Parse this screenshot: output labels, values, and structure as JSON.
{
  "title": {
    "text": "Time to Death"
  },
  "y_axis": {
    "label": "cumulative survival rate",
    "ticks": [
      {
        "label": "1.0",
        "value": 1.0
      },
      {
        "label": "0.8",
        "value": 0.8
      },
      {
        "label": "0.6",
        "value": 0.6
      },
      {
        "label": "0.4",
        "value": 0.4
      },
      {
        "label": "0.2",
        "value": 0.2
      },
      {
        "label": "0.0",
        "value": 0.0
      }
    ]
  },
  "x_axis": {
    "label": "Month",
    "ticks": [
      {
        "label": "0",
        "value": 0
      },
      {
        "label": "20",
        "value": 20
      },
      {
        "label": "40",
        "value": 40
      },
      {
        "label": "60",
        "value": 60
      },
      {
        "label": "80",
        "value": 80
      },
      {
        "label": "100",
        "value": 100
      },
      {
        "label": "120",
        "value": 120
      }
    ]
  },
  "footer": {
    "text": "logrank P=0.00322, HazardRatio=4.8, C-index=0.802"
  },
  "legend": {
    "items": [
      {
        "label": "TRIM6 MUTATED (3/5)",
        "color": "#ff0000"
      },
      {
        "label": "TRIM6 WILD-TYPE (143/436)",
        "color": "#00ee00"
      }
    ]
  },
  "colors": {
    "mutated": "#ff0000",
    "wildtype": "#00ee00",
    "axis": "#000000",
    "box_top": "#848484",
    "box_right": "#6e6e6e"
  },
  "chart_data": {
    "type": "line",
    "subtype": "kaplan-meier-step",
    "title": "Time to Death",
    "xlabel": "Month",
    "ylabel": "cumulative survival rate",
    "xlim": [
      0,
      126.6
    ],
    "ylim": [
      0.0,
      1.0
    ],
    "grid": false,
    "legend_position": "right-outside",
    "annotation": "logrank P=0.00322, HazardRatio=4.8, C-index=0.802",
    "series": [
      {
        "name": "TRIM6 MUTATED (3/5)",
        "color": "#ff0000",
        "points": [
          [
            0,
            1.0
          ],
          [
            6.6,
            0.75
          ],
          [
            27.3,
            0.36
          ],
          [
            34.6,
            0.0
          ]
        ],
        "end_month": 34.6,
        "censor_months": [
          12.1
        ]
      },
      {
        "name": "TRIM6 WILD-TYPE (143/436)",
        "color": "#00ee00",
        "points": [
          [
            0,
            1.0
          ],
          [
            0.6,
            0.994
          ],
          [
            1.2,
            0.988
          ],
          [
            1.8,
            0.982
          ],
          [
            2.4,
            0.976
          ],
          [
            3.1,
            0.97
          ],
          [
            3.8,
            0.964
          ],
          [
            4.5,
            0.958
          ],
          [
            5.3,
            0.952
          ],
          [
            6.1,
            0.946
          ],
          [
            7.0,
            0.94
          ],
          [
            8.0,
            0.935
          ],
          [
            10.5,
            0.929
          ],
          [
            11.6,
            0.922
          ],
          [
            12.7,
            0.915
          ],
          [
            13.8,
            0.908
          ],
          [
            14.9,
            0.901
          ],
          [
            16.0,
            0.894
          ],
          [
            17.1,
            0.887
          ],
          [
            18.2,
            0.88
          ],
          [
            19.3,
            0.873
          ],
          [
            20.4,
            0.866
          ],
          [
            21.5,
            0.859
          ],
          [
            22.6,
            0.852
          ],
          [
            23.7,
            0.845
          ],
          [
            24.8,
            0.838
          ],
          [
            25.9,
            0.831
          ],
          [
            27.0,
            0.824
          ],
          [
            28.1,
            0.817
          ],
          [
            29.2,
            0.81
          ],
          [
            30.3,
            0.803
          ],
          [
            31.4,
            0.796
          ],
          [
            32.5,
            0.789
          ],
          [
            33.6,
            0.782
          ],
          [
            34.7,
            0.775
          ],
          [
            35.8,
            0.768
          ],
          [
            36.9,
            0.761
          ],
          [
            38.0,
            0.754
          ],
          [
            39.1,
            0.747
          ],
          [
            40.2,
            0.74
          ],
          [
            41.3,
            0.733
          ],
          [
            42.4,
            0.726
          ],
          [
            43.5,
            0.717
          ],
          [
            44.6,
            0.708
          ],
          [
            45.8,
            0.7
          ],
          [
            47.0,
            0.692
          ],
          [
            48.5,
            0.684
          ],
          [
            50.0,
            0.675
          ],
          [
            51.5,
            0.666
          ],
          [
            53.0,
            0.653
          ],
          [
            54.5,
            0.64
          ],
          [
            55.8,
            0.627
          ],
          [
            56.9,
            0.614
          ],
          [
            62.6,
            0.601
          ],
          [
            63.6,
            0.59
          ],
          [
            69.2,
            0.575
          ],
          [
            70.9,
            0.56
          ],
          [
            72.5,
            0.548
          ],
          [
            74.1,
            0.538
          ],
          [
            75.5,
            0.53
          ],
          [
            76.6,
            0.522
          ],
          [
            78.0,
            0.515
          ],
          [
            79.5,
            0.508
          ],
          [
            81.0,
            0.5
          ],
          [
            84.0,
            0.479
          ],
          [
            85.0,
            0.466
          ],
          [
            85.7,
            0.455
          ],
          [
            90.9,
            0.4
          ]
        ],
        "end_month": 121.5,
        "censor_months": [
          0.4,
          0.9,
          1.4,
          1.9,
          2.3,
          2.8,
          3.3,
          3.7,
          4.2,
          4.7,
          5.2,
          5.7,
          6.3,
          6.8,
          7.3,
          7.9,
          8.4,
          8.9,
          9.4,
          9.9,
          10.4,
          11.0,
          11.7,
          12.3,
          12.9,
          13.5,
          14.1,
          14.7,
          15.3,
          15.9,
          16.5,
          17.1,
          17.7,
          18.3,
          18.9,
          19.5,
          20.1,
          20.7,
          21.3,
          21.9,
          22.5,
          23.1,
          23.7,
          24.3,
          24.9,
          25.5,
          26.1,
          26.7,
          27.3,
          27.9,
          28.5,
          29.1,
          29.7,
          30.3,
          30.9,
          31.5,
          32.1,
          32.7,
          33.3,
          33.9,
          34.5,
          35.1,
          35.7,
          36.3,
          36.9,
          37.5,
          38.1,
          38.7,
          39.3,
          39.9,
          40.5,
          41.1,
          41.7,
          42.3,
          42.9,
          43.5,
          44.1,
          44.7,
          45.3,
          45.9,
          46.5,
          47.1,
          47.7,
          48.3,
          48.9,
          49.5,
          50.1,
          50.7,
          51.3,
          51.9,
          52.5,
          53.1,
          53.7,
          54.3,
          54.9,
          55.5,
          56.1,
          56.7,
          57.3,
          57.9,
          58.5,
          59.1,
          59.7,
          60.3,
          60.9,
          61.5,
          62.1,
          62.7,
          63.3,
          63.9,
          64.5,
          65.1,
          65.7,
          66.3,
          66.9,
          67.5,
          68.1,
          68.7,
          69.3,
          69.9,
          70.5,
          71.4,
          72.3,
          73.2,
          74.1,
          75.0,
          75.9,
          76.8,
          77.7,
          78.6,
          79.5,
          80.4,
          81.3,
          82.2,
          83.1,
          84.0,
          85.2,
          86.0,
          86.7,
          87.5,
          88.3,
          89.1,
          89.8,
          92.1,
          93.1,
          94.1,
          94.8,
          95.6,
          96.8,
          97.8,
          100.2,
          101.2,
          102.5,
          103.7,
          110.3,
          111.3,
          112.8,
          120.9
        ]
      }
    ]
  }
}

************

SET TASK –
Print out the whole listing exactly as it appears.

RESPONSE TO THIS TASK –
Parse this screenshot: output labels, values, and structure as JSON.
{
  "title": {
    "text": "Time to Death"
  },
  "y_axis": {
    "label": "cumulative survival rate",
    "ticks": [
      {
        "label": "1.0",
        "value": 1.0
      },
      {
        "label": "0.8",
        "value": 0.8
      },
      {
        "label": "0.6",
        "value": 0.6
      },
      {
        "label": "0.4",
        "value": 0.4
      },
      {
        "label": "0.2",
        "value": 0.2
      },
      {
        "label": "0.0",
        "value": 0.0
      }
    ]
  },
  "x_axis": {
    "label": "Month",
    "ticks": [
      {
        "label": "0",
        "value": 0
      },
      {
        "label": "20",
        "value": 20
      },
      {
        "label": "40",
        "value": 40
      },
      {
        "label": "60",
        "value": 60
      },
      {
        "label": "80",
        "value": 80
      },
      {
        "label": "100",
        "value": 100
      },
      {
        "label": "120",
        "value": 120
      }
    ]
  },
  "footer": {
    "text": "logrank P=0.00322, HazardRatio=4.8, C-index=0.802"
  },
  "legend": {
    "items": [
      {
        "label": "TRIM6 MUTATED (3/5)",
        "color": "#ff0000"
      },
      {
        "label": "TRIM6 WILD-TYPE (143/436)",
        "color": "#00ee00"
      }
    ]
  },
  "colors": {
    "mutated": "#ff0000",
    "wildtype": "#00ee00",
    "axis": "#000000",
    "box_top": "#848484",
    "box_right": "#6e6e6e"
  },
  "chart_data": {
    "type": "line",
    "subtype": "kaplan-meier-step",
    "title": "Time to Death",
    "xlabel": "Month",
    "ylabel": "cumulative survival rate",
    "xlim": [
      0,
      126.6
    ],
    "ylim": [
      0.0,
      1.0
    ],
    "grid": false,
    "legend_position": "right-outside",
    "annotation": "logrank P=0.00322, HazardRatio=4.8, C-index=0.802",
    "series": [
      {
        "name": "TRIM6 MUTATED (3/5)",
        "color": "#ff0000",
        "points": [
          [
            0,
            1.0
          ],
          [
            6.6,
            0.75
          ],
          [
            27.3,
            0.36
          ],
          [
            34.6,
            0.0
          ]
        ],
        "end_month": 34.6,
        "censor_months": [
          12.1
        ]
      },
      {
        "name": "TRIM6 WILD-TYPE (143/436)",
        "color": "#00ee00",
        "points": [
          [
            0,
            1.0
          ],
          [
            0.6,
            0.994
          ],
          [
            1.2,
            0.988
          ],
          [
            1.8,
            0.982
          ],
          [
            2.4,
            0.976
          ],
          [
            3.1,
            0.97
          ],
          [
            3.8,
            0.964
          ],
          [
            4.5,
            0.958
          ],
          [
            5.3,
            0.952
          ],
          [
            6.1,
            0.946
          ],
          [
            7.0,
            0.94
          ],
          [
            8.0,
            0.935
          ],
          [
            10.5,
            0.929
          ],
          [
            11.6,
            0.922
          ],
          [
            12.7,
            0.915
          ],
          [
            13.8,
            0.908
          ],
          [
            14.9,
            0.901
          ],
          [
            16.0,
            0.894
          ],
          [
            17.1,
            0.887
          ],
          [
            18.2,
            0.88
          ],
          [
            19.3,
            0.873
          ],
          [
            20.4,
            0.866
          ],
          [
            21.5,
            0.859
          ],
          [
            22.6,
            0.852
          ],
          [
            23.7,
            0.845
          ],
          [
            24.8,
            0.838
          ],
          [
            25.9,
            0.831
          ],
          [
            27.0,
            0.824
          ],
          [
            28.1,
            0.817
          ],
          [
            29.2,
            0.81
          ],
          [
            30.3,
            0.803
          ],
          [
            31.4,
            0.796
          ],
          [
            32.5,
            0.789
          ],
          [
            33.6,
            0.782
          ],
          [
            34.7,
            0.775
          ],
          [
            35.8,
            0.768
          ],
          [
            36.9,
            0.761
          ],
          [
            38.0,
            0.754
          ],
          [
            39.1,
            0.747
          ],
          [
            40.2,
            0.74
          ],
          [
            41.3,
            0.733
          ],
          [
            42.4,
            0.726
          ],
          [
            43.5,
            0.717
          ],
          [
            44.6,
            0.708
          ],
          [
            45.8,
            0.7
          ],
          [
            47.0,
            0.692
          ],
          [
            48.5,
            0.684
          ],
          [
            50.0,
            0.675
          ],
          [
            51.5,
            0.666
          ],
          [
            53.0,
            0.653
          ],
          [
            54.5,
            0.64
          ],
          [
            55.8,
            0.627
          ],
          [
            56.9,
            0.614
          ],
          [
            62.6,
            0.601
          ],
          [
            63.6,
            0.59
          ],
          [
            69.2,
            0.575
          ],
          [
            70.9,
            0.56
          ],
          [
            72.5,
            0.548
          ],
          [
            74.1,
            0.538
          ],
          [
            75.5,
            0.53
          ],
          [
            76.6,
            0.522
          ],
          [
            78.0,
            0.515
          ],
          [
            79.5,
            0.508
          ],
          [
            81.0,
            0.5
          ],
          [
            84.0,
            0.479
          ],
          [
            85.0,
            0.466
          ],
          [
            85.7,
            0.455
          ],
          [
            90.9,
            0.4
          ]
        ],
        "end_month": 121.5,
        "censor_months": [
          0.4,
          0.9,
          1.4,
          1.9,
          2.3,
          2.8,
          3.3,
          3.7,
          4.2,
          4.7,
          5.2,
          5.7,
          6.3,
          6.8,
          7.3,
          7.9,
          8.4,
          8.9,
          9.4,
          9.9,
          10.4,
          11.0,
          11.7,
          12.3,
          12.9,
          13.5,
          14.1,
          14.7,
          15.3,
          15.9,
          16.5,
          17.1,
          17.7,
          18.3,
          18.9,
          19.5,
          20.1,
          20.7,
          21.3,
          21.9,
          22.5,
          23.1,
          23.7,
          24.3,
          24.9,
          25.5,
          26.1,
          26.7,
          27.3,
          27.9,
          28.5,
          29.1,
          29.7,
          30.3,
          30.9,
          31.5,
          32.1,
          32.7,
          33.3,
          33.9,
          34.5,
          35.1,
          35.7,
          36.3,
          36.9,
          37.5,
          38.1,
          38.7,
          39.3,
          39.9,
          40.5,
          41.1,
          41.7,
          42.3,
          42.9,
          43.5,
          44.1,
          44.7,
          45.3,
          45.9,
          46.5,
          47.1,
          47.7,
          48.3,
          48.9,
          49.5,
          50.1,
          50.7,
          51.3,
          51.9,
          52.5,
          53.1,
          53.7,
          54.3,
          54.9,
          55.5,
          56.1,
          56.7,
          57.3,
          57.9,
          58.5,
          59.1,
          59.7,
          60.3,
          60.9,
          61.5,
          62.1,
          62.7,
          63.3,
          63.9,
          64.5,
          65.1,
          65.7,
          66.3,
          66.9,
          67.5,
          68.1,
          68.7,
          69.3,
          69.9,
          70.5,
          71.4,
          72.3,
          73.2,
          74.1,
          75.0,
          75.9,
          76.8,
          77.7,
          78.6,
          79.5,
          80.4,
          81.3,
          82.2,
          83.1,
          84.0,
          85.2,
          86.0,
          86.7,
          87.5,
          88.3,
          89.1,
          89.8,
          92.1,
          93.1,
          94.1,
          94.8,
          95.6,
          96.8,
          97.8,
          100.2,
          101.2,
          102.5,
          103.7,
          110.3,
          111.3,
          112.8,
          120.9
        ]
      }
    ]
  }
}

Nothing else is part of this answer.